[Information provided start]
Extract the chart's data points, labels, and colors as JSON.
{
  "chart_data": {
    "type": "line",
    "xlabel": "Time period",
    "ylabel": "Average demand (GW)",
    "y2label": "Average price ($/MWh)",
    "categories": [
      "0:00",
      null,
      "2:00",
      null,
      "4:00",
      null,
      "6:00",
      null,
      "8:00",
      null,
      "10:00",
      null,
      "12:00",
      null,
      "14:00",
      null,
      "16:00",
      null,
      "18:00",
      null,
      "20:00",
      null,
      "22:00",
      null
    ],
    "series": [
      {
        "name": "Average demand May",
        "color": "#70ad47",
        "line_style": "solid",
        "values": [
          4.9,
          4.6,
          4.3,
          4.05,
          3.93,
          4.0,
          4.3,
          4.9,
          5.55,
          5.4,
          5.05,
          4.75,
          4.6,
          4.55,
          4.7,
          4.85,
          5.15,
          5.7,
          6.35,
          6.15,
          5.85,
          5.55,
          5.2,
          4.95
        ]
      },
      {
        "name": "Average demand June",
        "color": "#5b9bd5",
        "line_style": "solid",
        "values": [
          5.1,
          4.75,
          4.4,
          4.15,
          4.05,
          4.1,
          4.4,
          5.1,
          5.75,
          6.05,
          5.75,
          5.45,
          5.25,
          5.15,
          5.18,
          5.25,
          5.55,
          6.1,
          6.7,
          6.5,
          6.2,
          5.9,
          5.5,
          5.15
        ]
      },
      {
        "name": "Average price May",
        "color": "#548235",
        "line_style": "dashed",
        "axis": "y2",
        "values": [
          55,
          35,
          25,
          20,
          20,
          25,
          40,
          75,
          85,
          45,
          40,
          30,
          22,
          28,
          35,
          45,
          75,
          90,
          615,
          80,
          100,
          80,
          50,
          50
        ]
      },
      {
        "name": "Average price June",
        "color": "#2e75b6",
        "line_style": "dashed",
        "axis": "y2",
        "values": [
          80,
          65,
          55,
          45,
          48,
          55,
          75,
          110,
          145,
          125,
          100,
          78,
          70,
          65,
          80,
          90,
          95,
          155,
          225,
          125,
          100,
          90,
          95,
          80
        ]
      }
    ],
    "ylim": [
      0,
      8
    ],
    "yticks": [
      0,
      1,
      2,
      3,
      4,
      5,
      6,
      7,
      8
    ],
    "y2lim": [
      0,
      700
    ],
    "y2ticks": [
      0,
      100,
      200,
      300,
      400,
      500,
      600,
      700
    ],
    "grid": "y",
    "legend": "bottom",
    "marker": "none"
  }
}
[Information provided end]
- _Task requirements_
Set out the complete listing exactly as shown.

- _Written solution_
Extract the chart's data points, labels, and colors as JSON.
{
  "chart_data": {
    "type": "line",
    "xlabel": "Time period",
    "ylabel": "Average demand (GW)",
    "y2label": "Average price ($/MWh)",
    "categories": [
      "0:00",
      null,
      "2:00",
      null,
      "4:00",
      null,
      "6:00",
      null,
      "8:00",
      null,
      "10:00",
      null,
      "12:00",
      null,
      "14:00",
      null,
      "16:00",
      null,
      "18:00",
      null,
      "20:00",
      null,
      "22:00",
      null
    ],
    "series": [
      {
        "name": "Average demand May",
        "color": "#70ad47",
        "line_style": "solid",
        "values": [
          4.9,
          4.6,
          4.3,
          4.05,
          3.93,
          4.0,
          4.3,
          4.9,
          5.55,
          5.4,
          5.05,
          4.75,
          4.6,
          4.55,
          4.7,
          4.85,
          5.15,
          5.7,
          6.35,
          6.15,
          5.85,
          5.55,
          5.2,
          4.95
        ]
      },
      {
        "name": "Average demand June",
        "color": "#5b9bd5",
        "line_style": "solid",
        "values": [
          5.1,
          4.75,
          4.4,
          4.15,
          4.05,
          4.1,
          4.4,
          5.1,
          5.75,
          6.05,
          5.75,
          5.45,
          5.25,
          5.15,
          5.18,
          5.25,
          5.55,
          6.1,
          6.7,
          6.5,
          6.2,
          5.9,
          5.5,
          5.15
        ]
      },
      {
        "name": "Average price May",
        "color": "#548235",
        "line_style": "dashed",
        "axis": "y2",
        "values": [
          55,
          35,
          25,
          20,
          20,
          25,
          40,
          75,
          85,
          45,
          40,
          30,
          22,
          28,
          35,
          45,
          75,
          90,
          615,
          80,
          100,
          80,
          50,
          50
        ]
      },
      {
        "name": "Average price June",
        "color": "#2e75b6",
        "line_style": "dashed",
        "axis": "y2",
        "values": [
          80,
          65,
          55,
          45,
          48,
          55,
          75,
          110,
          145,
          125,
          100,
          78,
          70,
          65,
          80,
          90,
          95,
          155,
          225,
          125,
          100,
          90,
          95,
          80
        ]
      }
    ],
    "ylim": [
      0,
      8
    ],
    "yticks": [
      0,
      1,
      2,
      3,
      4,
      5,
      6,
      7,
      8
    ],
    "y2lim": [
      0,
      700
    ],
    "y2ticks": [
      0,
      100,
      200,
      300,
      400,
      500,
      600,
      700
    ],
    "grid": "y",
    "legend": "bottom",
    "marker": "none"
  }
}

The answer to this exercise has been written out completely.